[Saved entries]
++++++++++
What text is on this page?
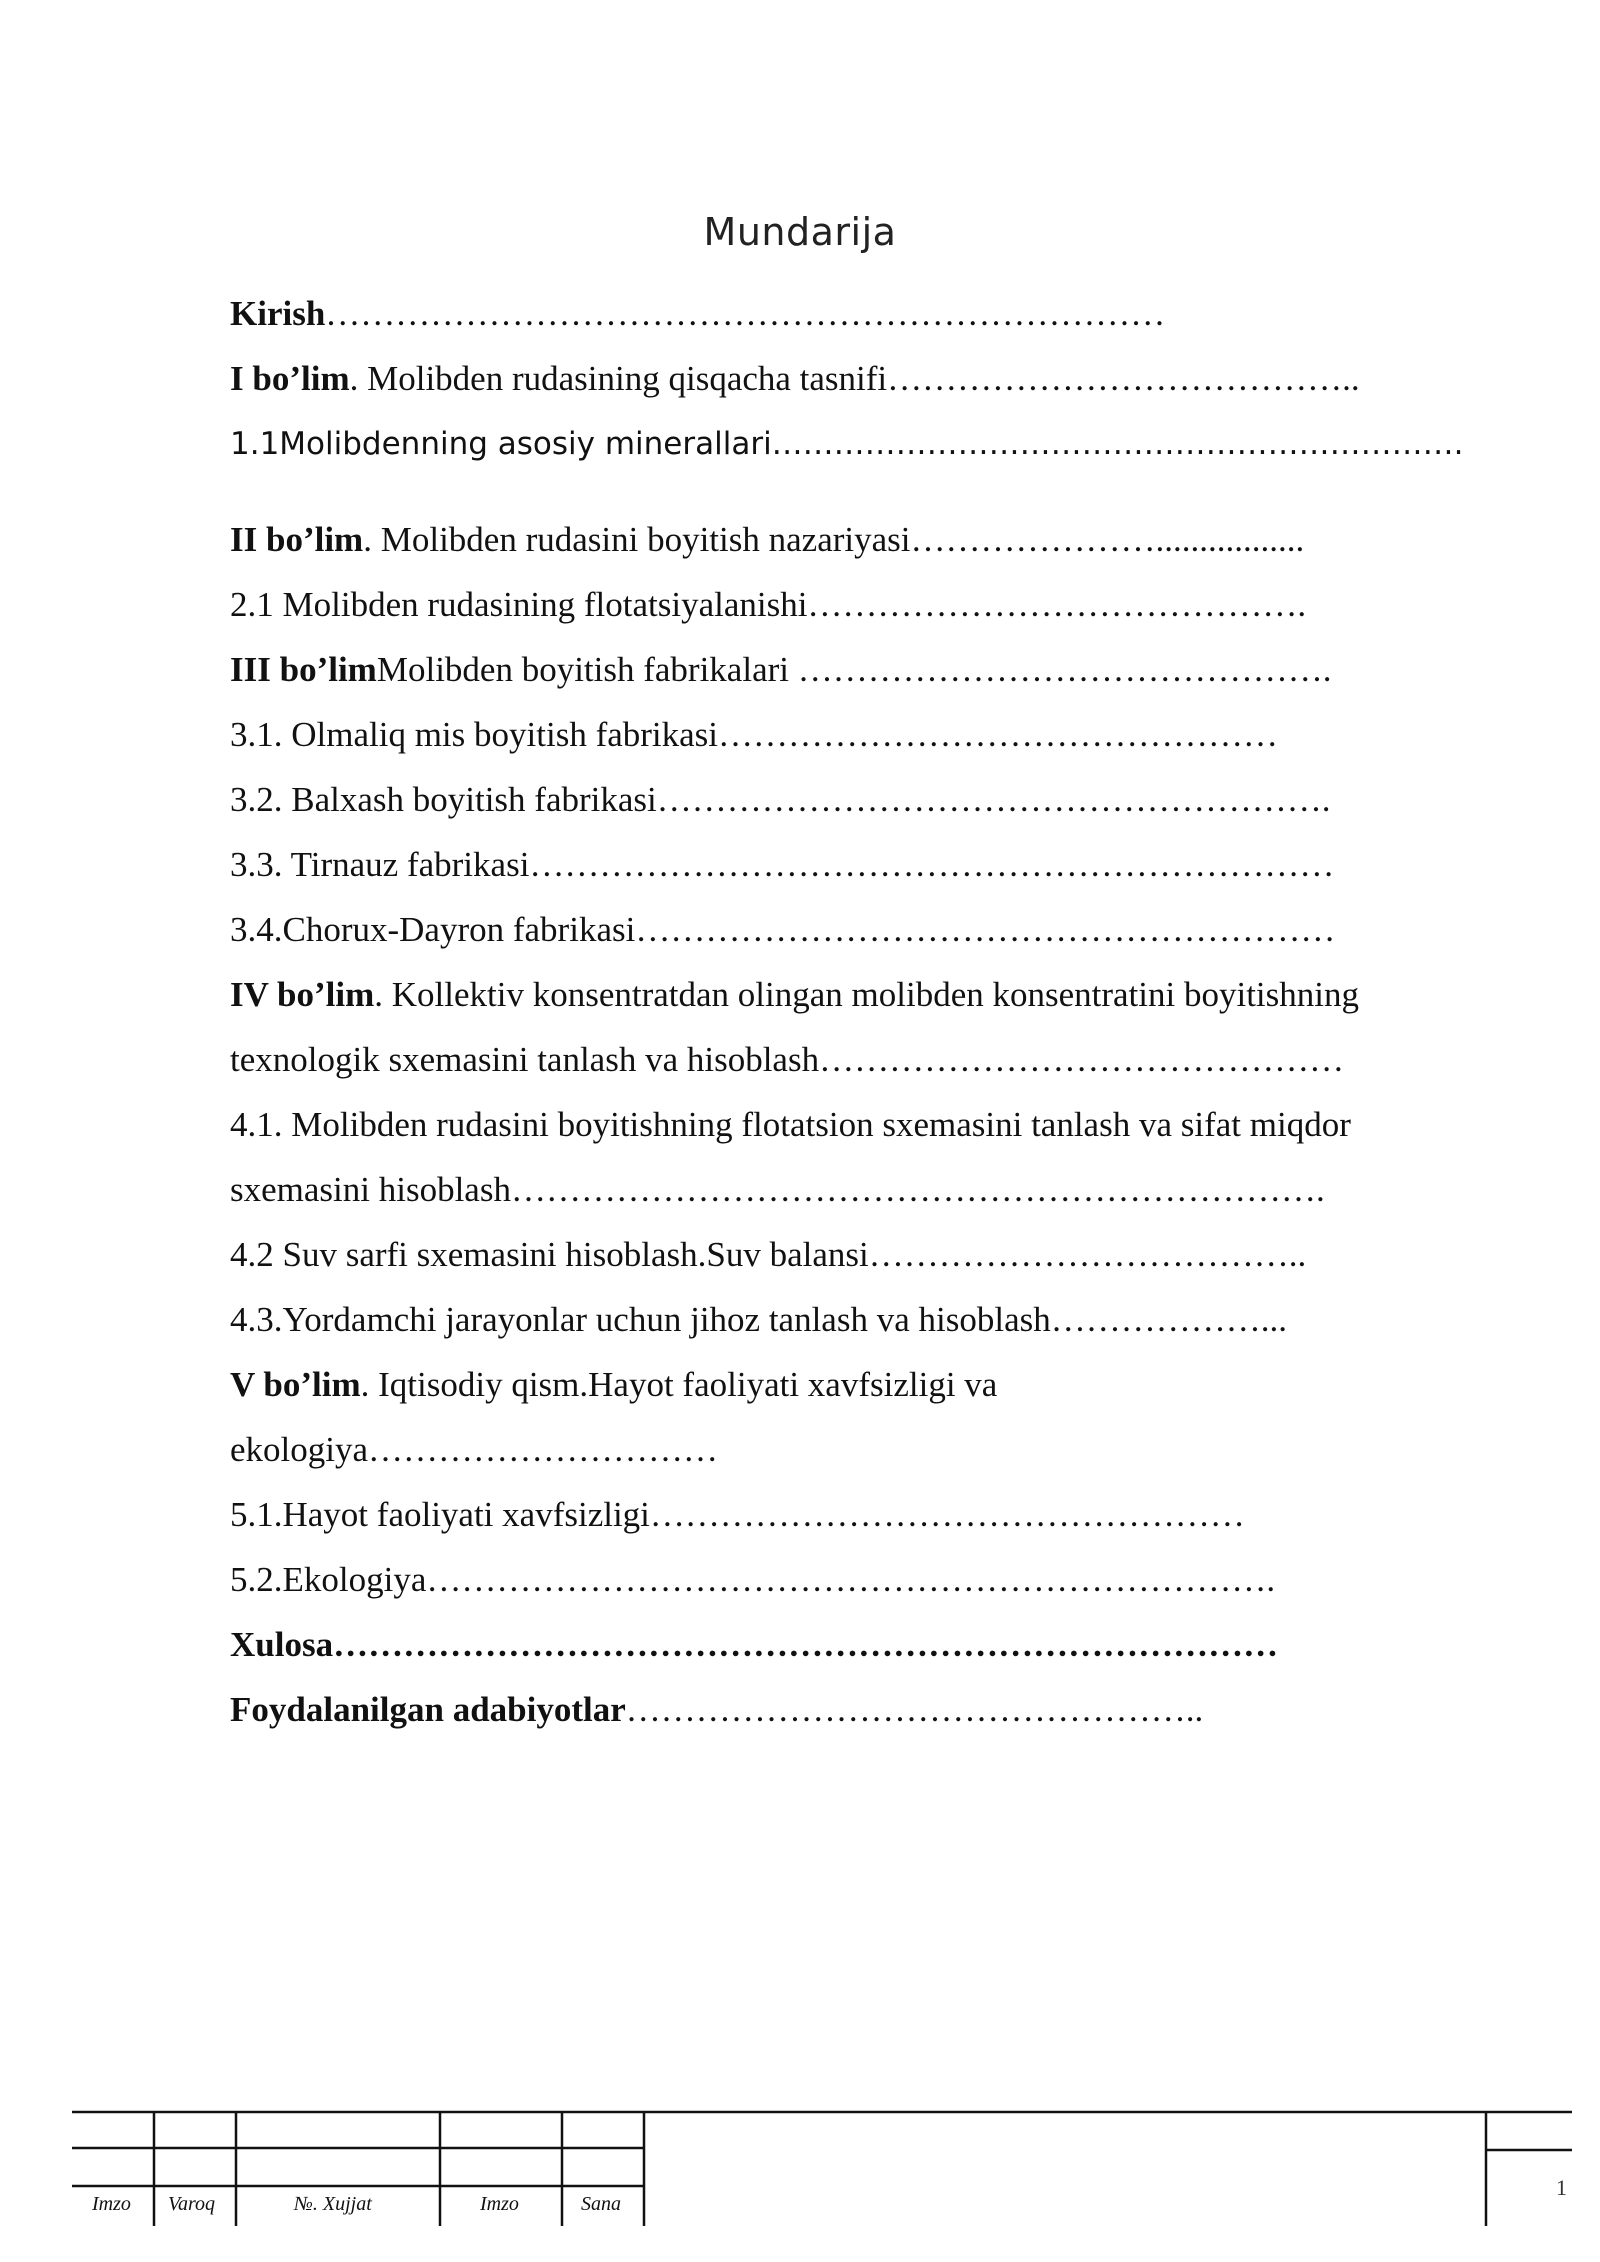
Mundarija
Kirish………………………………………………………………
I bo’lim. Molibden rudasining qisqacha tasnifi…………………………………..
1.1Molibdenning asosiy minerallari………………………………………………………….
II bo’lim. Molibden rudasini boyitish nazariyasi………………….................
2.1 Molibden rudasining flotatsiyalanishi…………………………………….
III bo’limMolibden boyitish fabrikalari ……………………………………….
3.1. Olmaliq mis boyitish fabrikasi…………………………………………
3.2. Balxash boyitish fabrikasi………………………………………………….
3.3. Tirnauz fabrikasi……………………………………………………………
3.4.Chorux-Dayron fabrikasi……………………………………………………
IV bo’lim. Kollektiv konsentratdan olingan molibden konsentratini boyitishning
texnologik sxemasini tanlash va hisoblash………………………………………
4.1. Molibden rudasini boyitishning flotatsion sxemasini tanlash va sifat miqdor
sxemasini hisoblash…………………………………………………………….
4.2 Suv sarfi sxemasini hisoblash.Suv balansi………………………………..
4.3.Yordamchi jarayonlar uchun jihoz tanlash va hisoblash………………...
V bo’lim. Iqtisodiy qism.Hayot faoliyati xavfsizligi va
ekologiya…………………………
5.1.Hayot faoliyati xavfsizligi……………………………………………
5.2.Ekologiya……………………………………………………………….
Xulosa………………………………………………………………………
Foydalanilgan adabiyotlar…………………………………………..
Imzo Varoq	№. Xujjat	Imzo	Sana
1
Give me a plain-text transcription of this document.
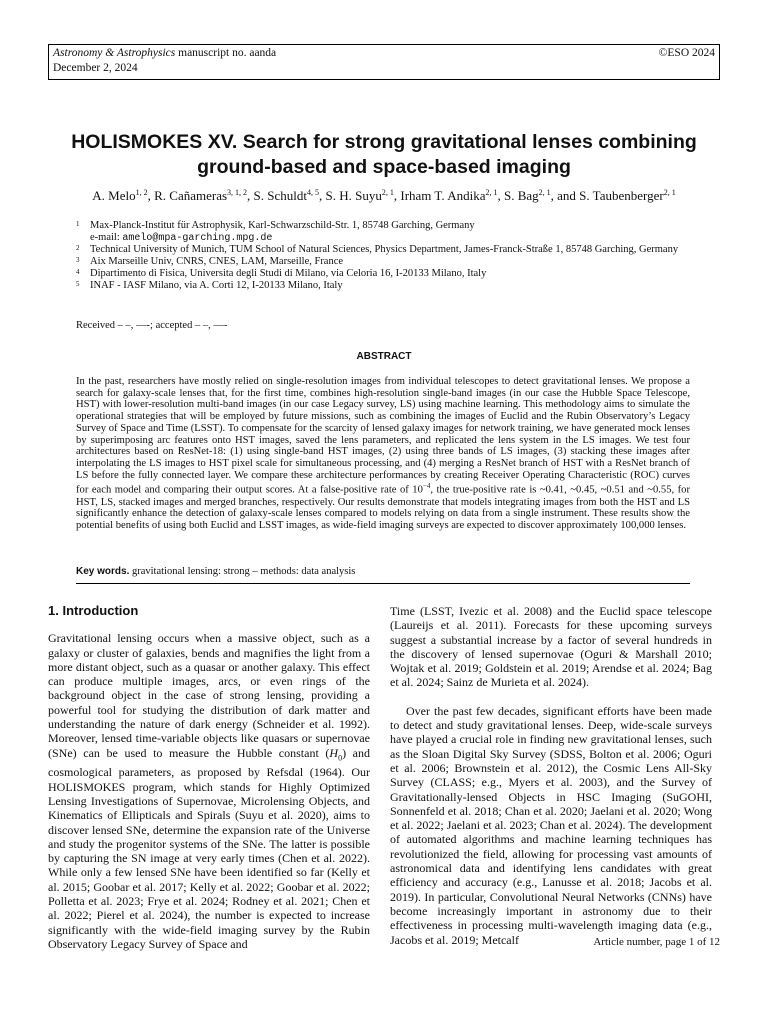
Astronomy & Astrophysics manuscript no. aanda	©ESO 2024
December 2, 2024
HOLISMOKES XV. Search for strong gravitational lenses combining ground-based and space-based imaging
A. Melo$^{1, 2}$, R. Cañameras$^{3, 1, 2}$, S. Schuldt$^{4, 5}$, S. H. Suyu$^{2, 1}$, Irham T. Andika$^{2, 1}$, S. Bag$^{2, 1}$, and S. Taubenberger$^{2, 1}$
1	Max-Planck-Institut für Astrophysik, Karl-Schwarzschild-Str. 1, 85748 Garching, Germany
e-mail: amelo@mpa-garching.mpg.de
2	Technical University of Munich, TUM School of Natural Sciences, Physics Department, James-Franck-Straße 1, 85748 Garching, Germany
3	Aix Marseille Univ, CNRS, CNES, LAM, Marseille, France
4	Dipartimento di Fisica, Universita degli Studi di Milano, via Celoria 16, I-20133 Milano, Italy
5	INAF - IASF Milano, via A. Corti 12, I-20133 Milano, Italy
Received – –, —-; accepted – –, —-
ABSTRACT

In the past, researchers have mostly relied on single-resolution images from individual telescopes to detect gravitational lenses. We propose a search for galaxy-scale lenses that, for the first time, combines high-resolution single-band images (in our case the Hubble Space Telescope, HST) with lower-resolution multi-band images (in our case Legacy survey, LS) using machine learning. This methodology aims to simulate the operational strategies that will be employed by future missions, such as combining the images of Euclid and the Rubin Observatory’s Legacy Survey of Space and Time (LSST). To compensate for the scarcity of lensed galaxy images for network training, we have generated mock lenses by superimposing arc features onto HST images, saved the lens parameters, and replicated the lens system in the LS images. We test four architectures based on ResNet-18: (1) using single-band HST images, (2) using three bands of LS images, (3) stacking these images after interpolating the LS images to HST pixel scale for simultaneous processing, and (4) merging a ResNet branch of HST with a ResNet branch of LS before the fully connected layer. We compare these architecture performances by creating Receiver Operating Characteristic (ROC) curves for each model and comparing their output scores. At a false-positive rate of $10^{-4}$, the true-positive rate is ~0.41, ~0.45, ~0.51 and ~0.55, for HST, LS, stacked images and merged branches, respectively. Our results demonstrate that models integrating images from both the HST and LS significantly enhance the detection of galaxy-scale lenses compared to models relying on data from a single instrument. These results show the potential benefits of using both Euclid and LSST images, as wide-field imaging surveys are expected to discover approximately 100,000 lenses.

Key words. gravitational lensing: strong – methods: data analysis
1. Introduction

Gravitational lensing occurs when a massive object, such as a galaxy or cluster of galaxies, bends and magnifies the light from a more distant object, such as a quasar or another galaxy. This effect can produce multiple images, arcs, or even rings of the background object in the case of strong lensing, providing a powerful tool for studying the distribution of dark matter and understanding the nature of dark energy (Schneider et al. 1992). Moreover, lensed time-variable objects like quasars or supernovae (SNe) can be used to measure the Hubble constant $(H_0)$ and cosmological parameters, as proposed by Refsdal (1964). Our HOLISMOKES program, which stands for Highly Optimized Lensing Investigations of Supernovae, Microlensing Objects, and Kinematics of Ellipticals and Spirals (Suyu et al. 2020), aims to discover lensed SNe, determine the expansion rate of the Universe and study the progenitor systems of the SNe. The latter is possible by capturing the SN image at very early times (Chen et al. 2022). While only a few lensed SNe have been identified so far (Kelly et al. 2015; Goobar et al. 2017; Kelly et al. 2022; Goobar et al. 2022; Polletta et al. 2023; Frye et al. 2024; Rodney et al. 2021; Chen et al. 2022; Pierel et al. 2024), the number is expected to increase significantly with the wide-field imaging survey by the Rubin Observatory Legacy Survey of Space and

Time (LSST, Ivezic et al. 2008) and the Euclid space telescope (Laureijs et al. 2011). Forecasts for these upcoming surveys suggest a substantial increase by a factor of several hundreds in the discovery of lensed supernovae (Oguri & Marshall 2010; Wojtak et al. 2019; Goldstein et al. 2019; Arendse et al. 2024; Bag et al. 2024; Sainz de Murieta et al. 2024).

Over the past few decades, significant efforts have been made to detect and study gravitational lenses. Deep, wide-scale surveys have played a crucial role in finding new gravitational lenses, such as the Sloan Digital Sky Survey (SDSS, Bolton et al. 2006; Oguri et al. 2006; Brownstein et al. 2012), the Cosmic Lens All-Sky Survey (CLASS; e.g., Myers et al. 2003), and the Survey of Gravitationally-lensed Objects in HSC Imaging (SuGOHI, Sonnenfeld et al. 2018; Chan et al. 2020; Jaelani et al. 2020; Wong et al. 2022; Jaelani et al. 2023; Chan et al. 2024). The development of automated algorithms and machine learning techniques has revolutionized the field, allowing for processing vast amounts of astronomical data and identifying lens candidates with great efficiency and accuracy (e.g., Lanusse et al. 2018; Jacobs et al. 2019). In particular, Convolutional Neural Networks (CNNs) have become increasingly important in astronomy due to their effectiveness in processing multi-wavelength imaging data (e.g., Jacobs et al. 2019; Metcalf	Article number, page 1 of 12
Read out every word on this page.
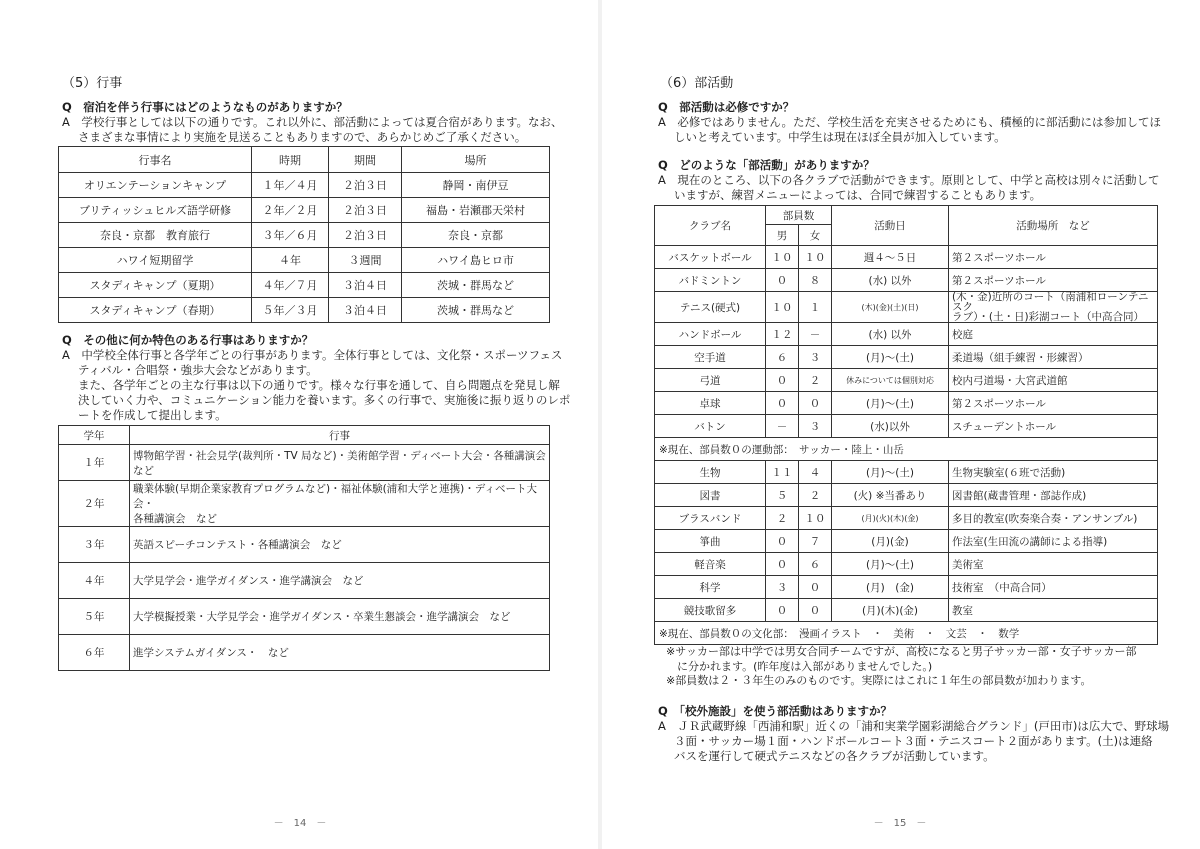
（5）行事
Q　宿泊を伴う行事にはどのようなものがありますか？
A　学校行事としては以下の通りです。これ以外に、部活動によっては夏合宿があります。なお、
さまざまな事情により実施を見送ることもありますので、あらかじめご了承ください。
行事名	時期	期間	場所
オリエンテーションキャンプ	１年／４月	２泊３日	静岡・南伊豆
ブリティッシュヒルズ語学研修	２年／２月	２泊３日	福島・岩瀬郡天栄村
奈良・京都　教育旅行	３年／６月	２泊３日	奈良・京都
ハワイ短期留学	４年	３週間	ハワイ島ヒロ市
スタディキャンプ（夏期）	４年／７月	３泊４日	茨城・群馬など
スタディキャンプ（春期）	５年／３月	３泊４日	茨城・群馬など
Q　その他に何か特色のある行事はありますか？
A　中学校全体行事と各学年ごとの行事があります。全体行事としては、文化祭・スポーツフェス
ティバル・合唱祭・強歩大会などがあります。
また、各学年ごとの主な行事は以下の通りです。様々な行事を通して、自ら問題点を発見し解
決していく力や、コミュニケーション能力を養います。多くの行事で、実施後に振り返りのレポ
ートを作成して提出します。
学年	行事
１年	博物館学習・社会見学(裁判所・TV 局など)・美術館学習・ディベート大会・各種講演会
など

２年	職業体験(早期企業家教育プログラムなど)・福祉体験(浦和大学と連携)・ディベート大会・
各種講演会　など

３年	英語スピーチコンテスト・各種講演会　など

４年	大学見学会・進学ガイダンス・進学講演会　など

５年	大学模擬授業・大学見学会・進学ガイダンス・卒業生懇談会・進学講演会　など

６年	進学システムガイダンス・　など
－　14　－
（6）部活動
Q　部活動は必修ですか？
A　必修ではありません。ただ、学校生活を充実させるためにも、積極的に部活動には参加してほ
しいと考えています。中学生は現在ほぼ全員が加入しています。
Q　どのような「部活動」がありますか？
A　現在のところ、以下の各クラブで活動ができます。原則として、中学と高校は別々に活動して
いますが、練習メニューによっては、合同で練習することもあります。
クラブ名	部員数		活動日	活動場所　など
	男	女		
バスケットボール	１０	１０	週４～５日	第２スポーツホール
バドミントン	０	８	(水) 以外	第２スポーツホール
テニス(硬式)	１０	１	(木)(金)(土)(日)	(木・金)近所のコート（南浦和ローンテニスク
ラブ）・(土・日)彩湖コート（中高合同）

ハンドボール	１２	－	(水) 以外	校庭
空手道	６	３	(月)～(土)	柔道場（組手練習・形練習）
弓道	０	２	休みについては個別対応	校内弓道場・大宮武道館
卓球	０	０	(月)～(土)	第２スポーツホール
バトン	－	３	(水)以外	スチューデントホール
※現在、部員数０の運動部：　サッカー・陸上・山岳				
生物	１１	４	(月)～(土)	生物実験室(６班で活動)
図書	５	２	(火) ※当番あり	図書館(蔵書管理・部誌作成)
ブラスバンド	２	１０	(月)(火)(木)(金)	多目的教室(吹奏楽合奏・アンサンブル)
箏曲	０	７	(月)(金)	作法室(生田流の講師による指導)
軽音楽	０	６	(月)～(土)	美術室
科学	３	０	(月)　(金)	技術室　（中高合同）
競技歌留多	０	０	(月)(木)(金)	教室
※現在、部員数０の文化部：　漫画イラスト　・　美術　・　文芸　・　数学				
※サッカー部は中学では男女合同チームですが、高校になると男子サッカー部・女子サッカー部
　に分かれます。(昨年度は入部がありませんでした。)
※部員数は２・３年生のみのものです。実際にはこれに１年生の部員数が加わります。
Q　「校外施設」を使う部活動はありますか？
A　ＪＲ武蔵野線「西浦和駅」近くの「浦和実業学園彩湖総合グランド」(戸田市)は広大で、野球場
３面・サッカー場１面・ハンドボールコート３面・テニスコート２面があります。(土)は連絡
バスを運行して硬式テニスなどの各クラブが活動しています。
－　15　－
++++++++++
→ **What you will do**
Copy out the lines that hold "Hayot".

→ **Correct output**
V bo’lim. Iqtisodiy qism.Hayot faoliyati xavfsizligi va
5.1.Hayot faoliyati xavfsizligi……………………………………………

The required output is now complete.